#### What to produce
Reproduce the listing exactly and skip over any pictures.

## start Records

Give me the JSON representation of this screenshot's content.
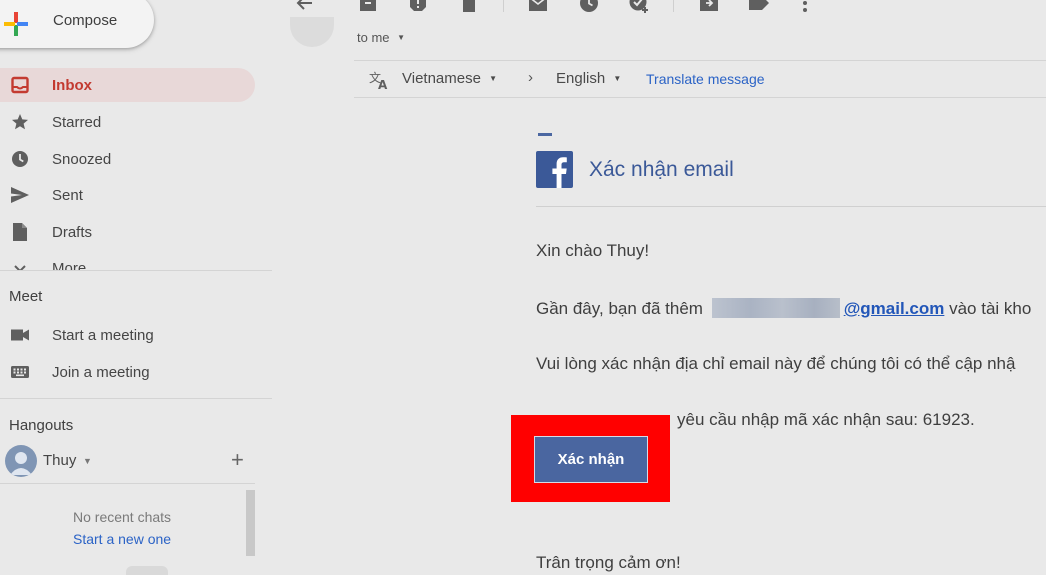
{
  "compose": {
    "label": "Compose"
  },
  "nav": {
    "items": [
      {
        "label": "Inbox",
        "icon": "inbox-icon",
        "active": true
      },
      {
        "label": "Starred",
        "icon": "star-icon"
      },
      {
        "label": "Snoozed",
        "icon": "clock-icon"
      },
      {
        "label": "Sent",
        "icon": "send-icon"
      },
      {
        "label": "Drafts",
        "icon": "draft-icon"
      },
      {
        "label": "More",
        "icon": "chevron-down-icon"
      }
    ]
  },
  "meet": {
    "title": "Meet",
    "start_label": "Start a meeting",
    "join_label": "Join a meeting"
  },
  "hangouts": {
    "title": "Hangouts",
    "user_name": "Thuy",
    "no_chats": "No recent chats",
    "start_new": "Start a new one"
  },
  "toolbar": {
    "icons": [
      "back-arrow-icon",
      "archive-icon",
      "report-spam-icon",
      "delete-icon",
      "mark-unread-icon",
      "snooze-icon",
      "add-task-icon",
      "move-to-icon",
      "label-icon",
      "more-vert-icon"
    ]
  },
  "email": {
    "recipient": "to me",
    "translate": {
      "from_lang": "Vietnamese",
      "to_lang": "English",
      "link": "Translate message"
    },
    "title": "Xác nhận email",
    "greeting": "Xin chào Thuy!",
    "line1_before": "Gần đây, bạn đã thêm",
    "line1_email": "@gmail.com",
    "line1_after": "vào tài kho",
    "line2": "Vui lòng xác nhận địa chỉ email này để chúng tôi có thể cập nhậ",
    "line3_visible": "yêu cầu nhập mã xác nhận sau: 61923.",
    "confirm_button": "Xác nhận",
    "closing": "Trân trọng cảm ơn!"
  },
  "colors": {
    "facebook_blue": "#3b5998",
    "inbox_red": "#c33a30",
    "highlight": "#ff0000",
    "link_blue": "#2b63c6"
  }
}
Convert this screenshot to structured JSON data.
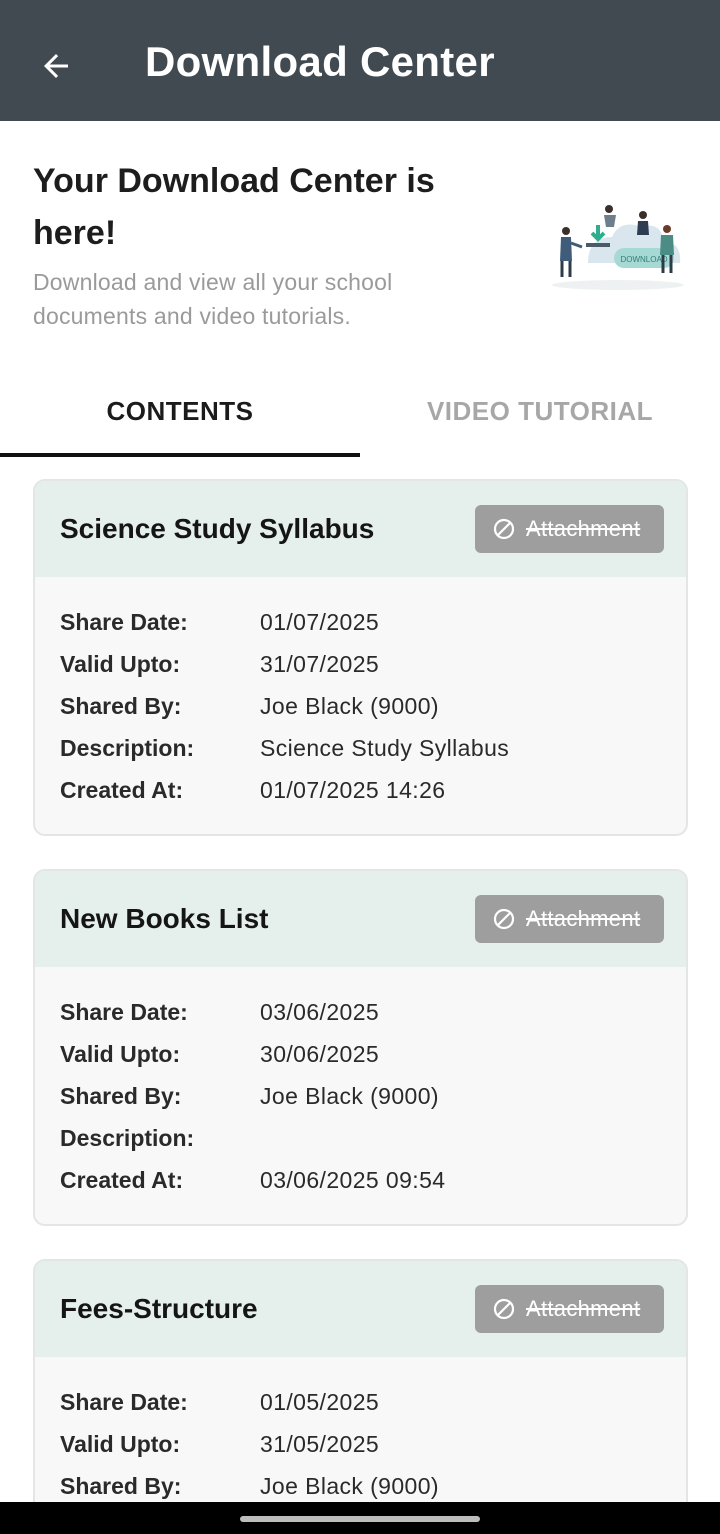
{
  "appbar": {
    "title": "Download Center"
  },
  "hero": {
    "title": "Your Download Center is here!",
    "subtitle": "Download and view all your school documents and video tutorials.",
    "illustration_label": "DOWNLOAD"
  },
  "tabs": [
    {
      "label": "CONTENTS",
      "active": true
    },
    {
      "label": "VIDEO TUTORIAL",
      "active": false
    }
  ],
  "field_labels": {
    "share_date": "Share Date:",
    "valid_upto": "Valid Upto:",
    "shared_by": "Shared By:",
    "description": "Description:",
    "created_at": "Created At:"
  },
  "cards": [
    {
      "title": "Science Study Syllabus",
      "attachment_label": "Attachment",
      "share_date": "01/07/2025",
      "valid_upto": "31/07/2025",
      "shared_by": "Joe Black (9000)",
      "description": "Science Study Syllabus",
      "created_at": "01/07/2025 14:26"
    },
    {
      "title": "New Books List",
      "attachment_label": "Attachment",
      "share_date": "03/06/2025",
      "valid_upto": "30/06/2025",
      "shared_by": "Joe Black (9000)",
      "description": "",
      "created_at": "03/06/2025 09:54"
    },
    {
      "title": "Fees-Structure",
      "attachment_label": "Attachment",
      "share_date": "01/05/2025",
      "valid_upto": "31/05/2025",
      "shared_by": "Joe Black (9000)"
    }
  ],
  "colors": {
    "appbar": "#414a51",
    "card_header": "#e5efec",
    "attachment_button": "#9e9e9e",
    "tab_indicator": "#111111"
  }
}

## end Records

#### Result
Give me the JSON representation of this screenshot's content.
{
  "compose": {
    "label": "Compose"
  },
  "nav": {
    "items": [
      {
        "label": "Inbox",
        "icon": "inbox-icon",
        "active": true
      },
      {
        "label": "Starred",
        "icon": "star-icon"
      },
      {
        "label": "Snoozed",
        "icon": "clock-icon"
      },
      {
        "label": "Sent",
        "icon": "send-icon"
      },
      {
        "label": "Drafts",
        "icon": "draft-icon"
      },
      {
        "label": "More",
        "icon": "chevron-down-icon"
      }
    ]
  },
  "meet": {
    "title": "Meet",
    "start_label": "Start a meeting",
    "join_label": "Join a meeting"
  },
  "hangouts": {
    "title": "Hangouts",
    "user_name": "Thuy",
    "no_chats": "No recent chats",
    "start_new": "Start a new one"
  },
  "toolbar": {
    "icons": [
      "back-arrow-icon",
      "archive-icon",
      "report-spam-icon",
      "delete-icon",
      "mark-unread-icon",
      "snooze-icon",
      "add-task-icon",
      "move-to-icon",
      "label-icon",
      "more-vert-icon"
    ]
  },
  "email": {
    "recipient": "to me",
    "translate": {
      "from_lang": "Vietnamese",
      "to_lang": "English",
      "link": "Translate message"
    },
    "title": "Xác nhận email",
    "greeting": "Xin chào Thuy!",
    "line1_before": "Gần đây, bạn đã thêm",
    "line1_email": "@gmail.com",
    "line1_after": "vào tài kho",
    "line2": "Vui lòng xác nhận địa chỉ email này để chúng tôi có thể cập nhậ",
    "line3_visible": "yêu cầu nhập mã xác nhận sau: 61923.",
    "confirm_button": "Xác nhận",
    "closing": "Trân trọng cảm ơn!"
  },
  "colors": {
    "facebook_blue": "#3b5998",
    "inbox_red": "#c33a30",
    "highlight": "#ff0000",
    "link_blue": "#2b63c6"
  }
}
Convert this screenshot to structured JSON data.
{
  "appbar": {
    "title": "Download Center"
  },
  "hero": {
    "title": "Your Download Center is here!",
    "subtitle": "Download and view all your school documents and video tutorials.",
    "illustration_label": "DOWNLOAD"
  },
  "tabs": [
    {
      "label": "CONTENTS",
      "active": true
    },
    {
      "label": "VIDEO TUTORIAL",
      "active": false
    }
  ],
  "field_labels": {
    "share_date": "Share Date:",
    "valid_upto": "Valid Upto:",
    "shared_by": "Shared By:",
    "description": "Description:",
    "created_at": "Created At:"
  },
  "cards": [
    {
      "title": "Science Study Syllabus",
      "attachment_label": "Attachment",
      "share_date": "01/07/2025",
      "valid_upto": "31/07/2025",
      "shared_by": "Joe Black (9000)",
      "description": "Science Study Syllabus",
      "created_at": "01/07/2025 14:26"
    },
    {
      "title": "New Books List",
      "attachment_label": "Attachment",
      "share_date": "03/06/2025",
      "valid_upto": "30/06/2025",
      "shared_by": "Joe Black (9000)",
      "description": "",
      "created_at": "03/06/2025 09:54"
    },
    {
      "title": "Fees-Structure",
      "attachment_label": "Attachment",
      "share_date": "01/05/2025",
      "valid_upto": "31/05/2025",
      "shared_by": "Joe Black (9000)"
    }
  ],
  "colors": {
    "appbar": "#414a51",
    "card_header": "#e5efec",
    "attachment_button": "#9e9e9e",
    "tab_indicator": "#111111"
  }
}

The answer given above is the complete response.